* _ÉTAPES DE L'EXERCICE_:
A – Reproduisez le passage de l'article sur le convoi de l'eau qui commence par « Le convoi de » et se poursuit jusqu'à « suspendre cette décision. ».
B – Donnez la suite de l'article sur le convoi de l'eau, après sa dernière phrase.

* _ARTICLE_:
########################################

Allons enfants des communs !

Le convoi de l'eau - ©Bassines non merci

par Gabrielle Lefèvre (Journaliste / gauche / Belgique)

Publié le 26 aout 2023 par Entre les lignes

Ils marchent, roulent et manifestent en ce mois d’août finissant, depuis les méga bassines de Sainte-Solines (Deux-Sèvres) jusqu’à Paris. 

Le « convoi de l’eau » est passé par le Loiret et plus particulièrement à Orléans, où l’on dénombrait environ 700 cyclistes et une trentaine de tracteurs, rassemblés par le collectif « Bassines non merci ! » et le syndicat agricole « Confédération paysanne » . Ils sont soutenus par une centaine de collectifs et d’associations dont le célèbre « Soulèvements de la Terre » qui a tellement effrayé le gouvernement français que celui a tenté de le dissoudre. Une atteinte manifeste à la liberté d’expression qui a motivé le Conseil d’État à suspendre cette décision.

########################################

* _BLOC DE DONNÉES_:

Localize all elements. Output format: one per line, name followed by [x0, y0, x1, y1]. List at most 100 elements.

########################################

* _RÉPONSES PAR CONSIGNE_:
A –
Le convoi de l'eau - ©Bassines non merci

par Gabrielle Lefèvre (Journaliste / gauche / Belgique)

Publié le 26 aout 2023 par Entre les lignes

Ils marchent, roulent et manifestent en ce mois d’août finissant, depuis les méga bassines de Sainte-Solines (Deux-Sèvres) jusqu’à Paris. 

Le « convoi de l’eau » est passé par le Loiret et plus particulièrement à Orléans, où l’on dénombrait environ 700 cyclistes et une trentaine de tracteurs, rassemblés par le collectif « Bassines non merci ! » et le syndicat agricole « Confédération paysanne » . Ils sont soutenus par une centaine de collectifs et d’associations dont le célèbre « Soulèvements de la Terre » qui a tellement effrayé le gouvernement français que celui a tenté de le dissoudre. Une atteinte manifeste à la liberté d’expression qui a motivé le Conseil d’État à suspendre cette décision.

B –
"Depuis cinq-six ans, il y a une opposition des citoyens du marais poitevin, des agriculteurs et des paysans qui n'est toujours pas entendue", dénonce l'activiste Adeline dans une interview pour France TV Info. En assistant à cet événement en marche, France TV Info nous rappelle les grandes mobilisations telles que les convois de tracteurs du Larzac dans les années 1970, et du convoi tracto-vélo de Notre-Dame-des-Landes à Palaiseau, organisé en 2015 par des militants qui souhaitaient dénoncer la "mascarade" de la COP21.

Pourquoi cet arrêt à Orléans ? Parce que se situe là l'agence régionale de l'eau Loire-Bretagne. Or, "Les agences de l'eau sont maîtresses de la politique de l'eau du territoire. Ce sont les très gros financeurs des ouvrages sur l'eau. Ils financent les méga-bassines avec 70% de l'argent public !", déplore la porte-parole de Confédération paysanne. (1)

La question de l’eau est devenue emblématique dans le monde entier où elle constitue un enjeu vital pour de nombreuses populations mais aussi un très intéressant pactole pour les spéculateurs qui misent sur sa rareté croissante.

L’eau est donc le symbole parfait d’un système capitaliste à bout de souffle et prêt aux pires ignominies pour tenter de survivre. Nous avons évoqué ce sujet maintes fois en publiant sur entreleslignes.be les analyses approfondies de Riccardo Petrella. (2)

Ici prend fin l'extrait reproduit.